**WORK TO BE COMPLETED:**
Scan the listing below and copy every line holding "volume".

**Items from a figure collection:**
• • • • • • •

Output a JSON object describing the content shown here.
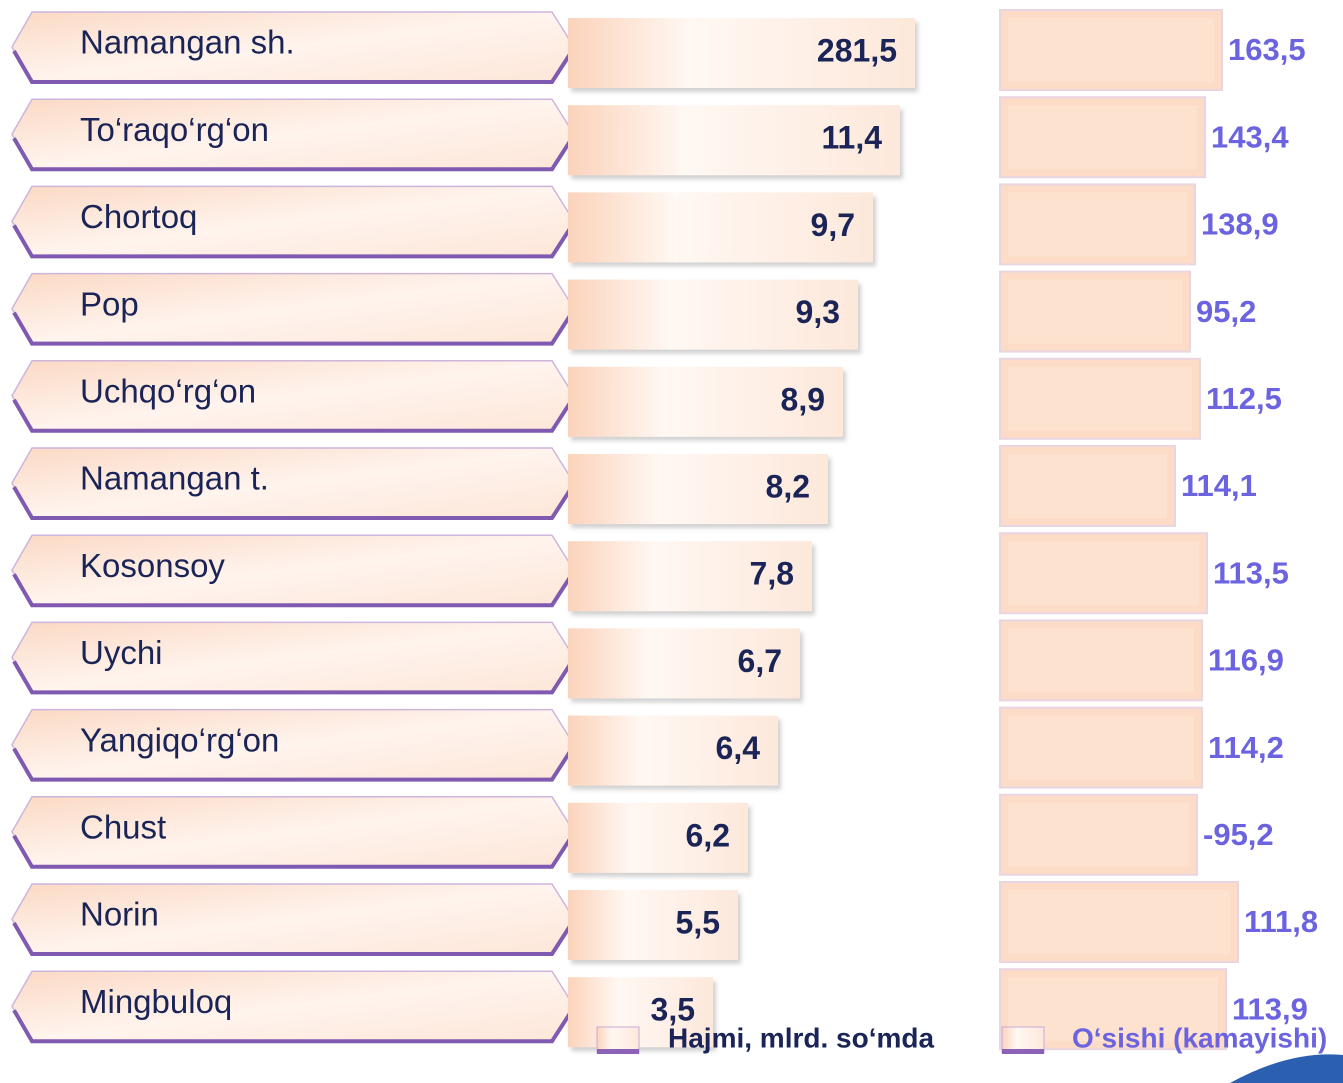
{
  "rows": [
    {
      "name": "Namangan sh.",
      "volume": "281,5",
      "growth": "163,5"
    },
    {
      "name": "To‘raqo‘rg‘on",
      "volume": "11,4",
      "growth": "143,4"
    },
    {
      "name": "Chortoq",
      "volume": "9,7",
      "growth": "138,9"
    },
    {
      "name": "Pop",
      "volume": "9,3",
      "growth": "95,2"
    },
    {
      "name": "Uchqo‘rg‘on",
      "volume": "8,9",
      "growth": "112,5"
    },
    {
      "name": "Namangan t.",
      "volume": "8,2",
      "growth": "114,1"
    },
    {
      "name": "Kosonsoy",
      "volume": "7,8",
      "growth": "113,5"
    },
    {
      "name": "Uychi",
      "volume": "6,7",
      "growth": "116,9"
    },
    {
      "name": "Yangiqo‘rg‘on",
      "volume": "6,4",
      "growth": "114,2"
    },
    {
      "name": "Chust",
      "volume": "6,2",
      "growth": "-95,2"
    },
    {
      "name": "Norin",
      "volume": "5,5",
      "growth": "111,8"
    },
    {
      "name": "Mingbuloq",
      "volume": "3,5",
      "growth": "113,9"
    }
  ],
  "legend": [
    "Hajmi, mlrd. so‘mda",
    "O‘sishi (kamayishi)"
  ]
}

• • • • • • •

**SOLVED EXERCISE:**
      "volume": "281,5",
      "volume": "11,4",
      "volume": "9,7",
      "volume": "9,3",
      "volume": "8,9",
      "volume": "8,2",
      "volume": "7,8",
      "volume": "6,7",
      "volume": "6,4",
      "volume": "6,2",
      "volume": "5,5",
      "volume": "3,5",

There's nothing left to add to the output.